• TASK GOAL:
Give back the full material, exactly as it reads.

__________________________________________________

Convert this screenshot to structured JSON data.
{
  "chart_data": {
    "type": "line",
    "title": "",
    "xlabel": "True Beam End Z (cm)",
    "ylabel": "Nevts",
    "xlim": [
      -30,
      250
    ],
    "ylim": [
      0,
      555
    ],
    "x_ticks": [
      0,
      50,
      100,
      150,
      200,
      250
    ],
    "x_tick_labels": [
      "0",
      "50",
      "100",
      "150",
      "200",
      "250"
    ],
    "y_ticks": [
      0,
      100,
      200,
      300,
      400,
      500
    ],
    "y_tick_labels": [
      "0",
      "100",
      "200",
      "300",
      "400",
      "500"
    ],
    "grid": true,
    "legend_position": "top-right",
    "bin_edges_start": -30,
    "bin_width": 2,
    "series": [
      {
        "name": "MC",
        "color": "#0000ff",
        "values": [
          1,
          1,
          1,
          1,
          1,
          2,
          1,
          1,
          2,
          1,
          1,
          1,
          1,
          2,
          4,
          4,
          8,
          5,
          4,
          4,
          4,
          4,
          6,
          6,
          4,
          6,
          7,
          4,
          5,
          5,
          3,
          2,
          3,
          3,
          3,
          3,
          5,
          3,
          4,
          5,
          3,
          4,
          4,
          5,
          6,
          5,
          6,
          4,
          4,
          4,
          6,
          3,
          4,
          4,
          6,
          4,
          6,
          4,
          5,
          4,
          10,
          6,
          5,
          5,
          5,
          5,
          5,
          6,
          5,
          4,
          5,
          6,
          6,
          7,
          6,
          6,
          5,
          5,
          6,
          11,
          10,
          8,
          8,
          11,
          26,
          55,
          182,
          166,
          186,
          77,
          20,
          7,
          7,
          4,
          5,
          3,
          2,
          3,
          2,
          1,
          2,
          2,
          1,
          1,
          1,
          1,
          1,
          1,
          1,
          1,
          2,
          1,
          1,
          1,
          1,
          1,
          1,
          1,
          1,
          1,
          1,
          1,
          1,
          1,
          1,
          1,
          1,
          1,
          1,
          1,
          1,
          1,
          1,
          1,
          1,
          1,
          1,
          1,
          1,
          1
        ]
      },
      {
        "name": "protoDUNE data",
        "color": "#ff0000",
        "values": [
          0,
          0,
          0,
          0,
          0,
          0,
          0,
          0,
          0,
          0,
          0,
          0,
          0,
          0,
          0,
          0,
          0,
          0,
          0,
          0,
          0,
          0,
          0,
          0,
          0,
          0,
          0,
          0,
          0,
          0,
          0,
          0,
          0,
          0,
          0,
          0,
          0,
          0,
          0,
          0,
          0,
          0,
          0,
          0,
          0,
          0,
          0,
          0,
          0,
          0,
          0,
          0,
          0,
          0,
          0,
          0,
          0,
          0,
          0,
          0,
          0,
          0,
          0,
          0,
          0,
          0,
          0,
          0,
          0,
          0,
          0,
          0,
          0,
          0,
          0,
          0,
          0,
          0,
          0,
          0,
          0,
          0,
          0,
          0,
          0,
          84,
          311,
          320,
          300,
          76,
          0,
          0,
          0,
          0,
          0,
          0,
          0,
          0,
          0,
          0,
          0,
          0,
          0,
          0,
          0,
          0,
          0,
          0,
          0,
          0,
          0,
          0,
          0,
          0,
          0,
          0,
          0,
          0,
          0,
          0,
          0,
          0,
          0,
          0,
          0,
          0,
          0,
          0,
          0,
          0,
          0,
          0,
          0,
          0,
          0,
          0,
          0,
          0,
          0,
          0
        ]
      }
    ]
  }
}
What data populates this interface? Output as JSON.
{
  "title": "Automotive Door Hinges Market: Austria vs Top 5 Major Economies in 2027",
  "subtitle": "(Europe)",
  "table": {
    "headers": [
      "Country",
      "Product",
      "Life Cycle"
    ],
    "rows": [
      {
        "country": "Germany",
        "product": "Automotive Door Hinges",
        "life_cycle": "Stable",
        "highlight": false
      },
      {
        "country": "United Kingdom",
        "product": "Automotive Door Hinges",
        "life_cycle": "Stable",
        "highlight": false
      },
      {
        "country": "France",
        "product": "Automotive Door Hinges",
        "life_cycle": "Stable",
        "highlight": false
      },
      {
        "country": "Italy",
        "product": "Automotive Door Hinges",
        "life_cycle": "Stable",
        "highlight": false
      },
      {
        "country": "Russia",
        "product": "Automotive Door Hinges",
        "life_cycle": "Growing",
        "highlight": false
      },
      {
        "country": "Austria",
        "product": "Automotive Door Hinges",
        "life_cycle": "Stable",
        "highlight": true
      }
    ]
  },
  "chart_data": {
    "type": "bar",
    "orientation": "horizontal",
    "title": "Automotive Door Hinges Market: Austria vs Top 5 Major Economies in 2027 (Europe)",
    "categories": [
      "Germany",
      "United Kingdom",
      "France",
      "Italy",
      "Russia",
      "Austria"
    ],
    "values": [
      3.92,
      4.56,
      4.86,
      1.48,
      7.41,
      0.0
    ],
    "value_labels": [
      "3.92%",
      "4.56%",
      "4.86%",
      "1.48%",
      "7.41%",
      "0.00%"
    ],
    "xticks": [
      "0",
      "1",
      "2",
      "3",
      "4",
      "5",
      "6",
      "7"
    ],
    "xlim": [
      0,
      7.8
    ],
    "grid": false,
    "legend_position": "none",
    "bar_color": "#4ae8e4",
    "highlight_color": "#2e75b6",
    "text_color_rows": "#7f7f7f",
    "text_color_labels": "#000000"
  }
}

__________________________________________________

• THE RESULT:
Convert this screenshot to structured JSON data.
{
  "chart_data": {
    "type": "line",
    "title": "",
    "xlabel": "True Beam End Z (cm)",
    "ylabel": "Nevts",
    "xlim": [
      -30,
      250
    ],
    "ylim": [
      0,
      555
    ],
    "x_ticks": [
      0,
      50,
      100,
      150,
      200,
      250
    ],
    "x_tick_labels": [
      "0",
      "50",
      "100",
      "150",
      "200",
      "250"
    ],
    "y_ticks": [
      0,
      100,
      200,
      300,
      400,
      500
    ],
    "y_tick_labels": [
      "0",
      "100",
      "200",
      "300",
      "400",
      "500"
    ],
    "grid": true,
    "legend_position": "top-right",
    "bin_edges_start": -30,
    "bin_width": 2,
    "series": [
      {
        "name": "MC",
        "color": "#0000ff",
        "values": [
          1,
          1,
          1,
          1,
          1,
          2,
          1,
          1,
          2,
          1,
          1,
          1,
          1,
          2,
          4,
          4,
          8,
          5,
          4,
          4,
          4,
          4,
          6,
          6,
          4,
          6,
          7,
          4,
          5,
          5,
          3,
          2,
          3,
          3,
          3,
          3,
          5,
          3,
          4,
          5,
          3,
          4,
          4,
          5,
          6,
          5,
          6,
          4,
          4,
          4,
          6,
          3,
          4,
          4,
          6,
          4,
          6,
          4,
          5,
          4,
          10,
          6,
          5,
          5,
          5,
          5,
          5,
          6,
          5,
          4,
          5,
          6,
          6,
          7,
          6,
          6,
          5,
          5,
          6,
          11,
          10,
          8,
          8,
          11,
          26,
          55,
          182,
          166,
          186,
          77,
          20,
          7,
          7,
          4,
          5,
          3,
          2,
          3,
          2,
          1,
          2,
          2,
          1,
          1,
          1,
          1,
          1,
          1,
          1,
          1,
          2,
          1,
          1,
          1,
          1,
          1,
          1,
          1,
          1,
          1,
          1,
          1,
          1,
          1,
          1,
          1,
          1,
          1,
          1,
          1,
          1,
          1,
          1,
          1,
          1,
          1,
          1,
          1,
          1,
          1
        ]
      },
      {
        "name": "protoDUNE data",
        "color": "#ff0000",
        "values": [
          0,
          0,
          0,
          0,
          0,
          0,
          0,
          0,
          0,
          0,
          0,
          0,
          0,
          0,
          0,
          0,
          0,
          0,
          0,
          0,
          0,
          0,
          0,
          0,
          0,
          0,
          0,
          0,
          0,
          0,
          0,
          0,
          0,
          0,
          0,
          0,
          0,
          0,
          0,
          0,
          0,
          0,
          0,
          0,
          0,
          0,
          0,
          0,
          0,
          0,
          0,
          0,
          0,
          0,
          0,
          0,
          0,
          0,
          0,
          0,
          0,
          0,
          0,
          0,
          0,
          0,
          0,
          0,
          0,
          0,
          0,
          0,
          0,
          0,
          0,
          0,
          0,
          0,
          0,
          0,
          0,
          0,
          0,
          0,
          0,
          84,
          311,
          320,
          300,
          76,
          0,
          0,
          0,
          0,
          0,
          0,
          0,
          0,
          0,
          0,
          0,
          0,
          0,
          0,
          0,
          0,
          0,
          0,
          0,
          0,
          0,
          0,
          0,
          0,
          0,
          0,
          0,
          0,
          0,
          0,
          0,
          0,
          0,
          0,
          0,
          0,
          0,
          0,
          0,
          0,
          0,
          0,
          0,
          0,
          0,
          0,
          0,
          0,
          0,
          0
        ]
      }
    ]
  }
}
What data populates this interface? Output as JSON.
{
  "title": "Automotive Door Hinges Market: Austria vs Top 5 Major Economies in 2027",
  "subtitle": "(Europe)",
  "table": {
    "headers": [
      "Country",
      "Product",
      "Life Cycle"
    ],
    "rows": [
      {
        "country": "Germany",
        "product": "Automotive Door Hinges",
        "life_cycle": "Stable",
        "highlight": false
      },
      {
        "country": "United Kingdom",
        "product": "Automotive Door Hinges",
        "life_cycle": "Stable",
        "highlight": false
      },
      {
        "country": "France",
        "product": "Automotive Door Hinges",
        "life_cycle": "Stable",
        "highlight": false
      },
      {
        "country": "Italy",
        "product": "Automotive Door Hinges",
        "life_cycle": "Stable",
        "highlight": false
      },
      {
        "country": "Russia",
        "product": "Automotive Door Hinges",
        "life_cycle": "Growing",
        "highlight": false
      },
      {
        "country": "Austria",
        "product": "Automotive Door Hinges",
        "life_cycle": "Stable",
        "highlight": true
      }
    ]
  },
  "chart_data": {
    "type": "bar",
    "orientation": "horizontal",
    "title": "Automotive Door Hinges Market: Austria vs Top 5 Major Economies in 2027 (Europe)",
    "categories": [
      "Germany",
      "United Kingdom",
      "France",
      "Italy",
      "Russia",
      "Austria"
    ],
    "values": [
      3.92,
      4.56,
      4.86,
      1.48,
      7.41,
      0.0
    ],
    "value_labels": [
      "3.92%",
      "4.56%",
      "4.86%",
      "1.48%",
      "7.41%",
      "0.00%"
    ],
    "xticks": [
      "0",
      "1",
      "2",
      "3",
      "4",
      "5",
      "6",
      "7"
    ],
    "xlim": [
      0,
      7.8
    ],
    "grid": false,
    "legend_position": "none",
    "bar_color": "#4ae8e4",
    "highlight_color": "#2e75b6",
    "text_color_rows": "#7f7f7f",
    "text_color_labels": "#000000"
  }
}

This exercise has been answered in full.